─── PROVIDED MATERIAL ───

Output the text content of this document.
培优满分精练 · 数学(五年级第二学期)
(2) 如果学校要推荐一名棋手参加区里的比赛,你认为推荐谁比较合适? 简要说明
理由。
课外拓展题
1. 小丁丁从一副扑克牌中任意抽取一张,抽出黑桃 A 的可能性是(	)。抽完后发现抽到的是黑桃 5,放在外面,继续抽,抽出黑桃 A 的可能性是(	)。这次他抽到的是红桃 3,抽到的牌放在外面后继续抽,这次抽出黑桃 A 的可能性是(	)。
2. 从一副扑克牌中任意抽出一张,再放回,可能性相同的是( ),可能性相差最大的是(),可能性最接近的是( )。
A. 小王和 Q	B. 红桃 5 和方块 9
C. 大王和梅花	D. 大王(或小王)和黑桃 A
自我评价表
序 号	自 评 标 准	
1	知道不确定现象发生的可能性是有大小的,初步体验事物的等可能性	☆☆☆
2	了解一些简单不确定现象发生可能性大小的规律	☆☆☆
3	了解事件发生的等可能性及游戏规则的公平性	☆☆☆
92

───

▶ WRITTEN TASK
Reproduce the material above without altering a single character.

▶ COMPLETE OUTPUT
Output the text content of this document.
培优满分精练 · 数学(五年级第二学期)
(2) 如果学校要推荐一名棋手参加区里的比赛,你认为推荐谁比较合适? 简要说明
理由。
课外拓展题
1. 小丁丁从一副扑克牌中任意抽取一张,抽出黑桃 A 的可能性是(	)。抽完后发现抽到的是黑桃 5,放在外面,继续抽,抽出黑桃 A 的可能性是(	)。这次他抽到的是红桃 3,抽到的牌放在外面后继续抽,这次抽出黑桃 A 的可能性是(	)。
2. 从一副扑克牌中任意抽出一张,再放回,可能性相同的是( ),可能性相差最大的是(),可能性最接近的是( )。
A. 小王和 Q	B. 红桃 5 和方块 9
C. 大王和梅花	D. 大王(或小王)和黑桃 A
自我评价表
序 号	自 评 标 准	
1	知道不确定现象发生的可能性是有大小的,初步体验事物的等可能性	☆☆☆
2	了解一些简单不确定现象发生可能性大小的规律	☆☆☆
3	了解事件发生的等可能性及游戏规则的公平性	☆☆☆
92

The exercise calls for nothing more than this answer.